┌─ TASK MATERIAL

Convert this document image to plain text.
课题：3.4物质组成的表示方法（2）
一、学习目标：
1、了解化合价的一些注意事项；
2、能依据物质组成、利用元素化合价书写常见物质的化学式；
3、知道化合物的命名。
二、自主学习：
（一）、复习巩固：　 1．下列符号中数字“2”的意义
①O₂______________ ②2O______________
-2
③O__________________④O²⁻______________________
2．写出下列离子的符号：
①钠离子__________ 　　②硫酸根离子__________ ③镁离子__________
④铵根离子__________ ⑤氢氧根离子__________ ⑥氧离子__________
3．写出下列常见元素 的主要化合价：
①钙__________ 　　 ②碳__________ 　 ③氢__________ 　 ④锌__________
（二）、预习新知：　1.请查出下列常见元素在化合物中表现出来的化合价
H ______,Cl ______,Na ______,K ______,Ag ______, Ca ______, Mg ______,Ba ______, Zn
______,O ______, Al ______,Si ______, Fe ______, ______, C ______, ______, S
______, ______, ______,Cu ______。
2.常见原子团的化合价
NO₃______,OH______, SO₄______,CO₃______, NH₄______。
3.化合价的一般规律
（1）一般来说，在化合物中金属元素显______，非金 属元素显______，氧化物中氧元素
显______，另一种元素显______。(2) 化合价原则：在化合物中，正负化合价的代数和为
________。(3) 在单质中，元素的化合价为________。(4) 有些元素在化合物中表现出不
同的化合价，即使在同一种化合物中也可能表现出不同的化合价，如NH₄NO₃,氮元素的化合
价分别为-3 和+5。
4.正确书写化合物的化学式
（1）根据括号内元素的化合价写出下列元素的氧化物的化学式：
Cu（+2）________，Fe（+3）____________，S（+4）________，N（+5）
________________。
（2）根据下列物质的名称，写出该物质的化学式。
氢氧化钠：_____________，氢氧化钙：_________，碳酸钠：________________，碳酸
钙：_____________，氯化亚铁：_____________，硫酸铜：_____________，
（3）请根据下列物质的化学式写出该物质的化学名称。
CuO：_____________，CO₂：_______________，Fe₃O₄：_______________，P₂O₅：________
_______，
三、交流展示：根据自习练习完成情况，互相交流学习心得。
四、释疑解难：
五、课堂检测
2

└─

GOAL: Reproduce the full listing exactly.

RESPONSE BELOW:
Convert this document image to plain text.
课题：3.4物质组成的表示方法（2）
一、学习目标：
1、了解化合价的一些注意事项；
2、能依据物质组成、利用元素化合价书写常见物质的化学式；
3、知道化合物的命名。
二、自主学习：
（一）、复习巩固：　 1．下列符号中数字“2”的意义
①O₂______________ ②2O______________
-2
③O__________________④O²⁻______________________
2．写出下列离子的符号：
①钠离子__________ 　　②硫酸根离子__________ ③镁离子__________
④铵根离子__________ ⑤氢氧根离子__________ ⑥氧离子__________
3．写出下列常见元素 的主要化合价：
①钙__________ 　　 ②碳__________ 　 ③氢__________ 　 ④锌__________
（二）、预习新知：　1.请查出下列常见元素在化合物中表现出来的化合价
H ______,Cl ______,Na ______,K ______,Ag ______, Ca ______, Mg ______,Ba ______, Zn
______,O ______, Al ______,Si ______, Fe ______, ______, C ______, ______, S
______, ______, ______,Cu ______。
2.常见原子团的化合价
NO₃______,OH______, SO₄______,CO₃______, NH₄______。
3.化合价的一般规律
（1）一般来说，在化合物中金属元素显______，非金 属元素显______，氧化物中氧元素
显______，另一种元素显______。(2) 化合价原则：在化合物中，正负化合价的代数和为
________。(3) 在单质中，元素的化合价为________。(4) 有些元素在化合物中表现出不
同的化合价，即使在同一种化合物中也可能表现出不同的化合价，如NH₄NO₃,氮元素的化合
价分别为-3 和+5。
4.正确书写化合物的化学式
（1）根据括号内元素的化合价写出下列元素的氧化物的化学式：
Cu（+2）________，Fe（+3）____________，S（+4）________，N（+5）
________________。
（2）根据下列物质的名称，写出该物质的化学式。
氢氧化钠：_____________，氢氧化钙：_________，碳酸钠：________________，碳酸
钙：_____________，氯化亚铁：_____________，硫酸铜：_____________，
（3）请根据下列物质的化学式写出该物质的化学名称。
CuO：_____________，CO₂：_______________，Fe₃O₄：_______________，P₂O₅：________
_______，
三、交流展示：根据自习练习完成情况，互相交流学习心得。
四、释疑解难：
五、课堂检测
2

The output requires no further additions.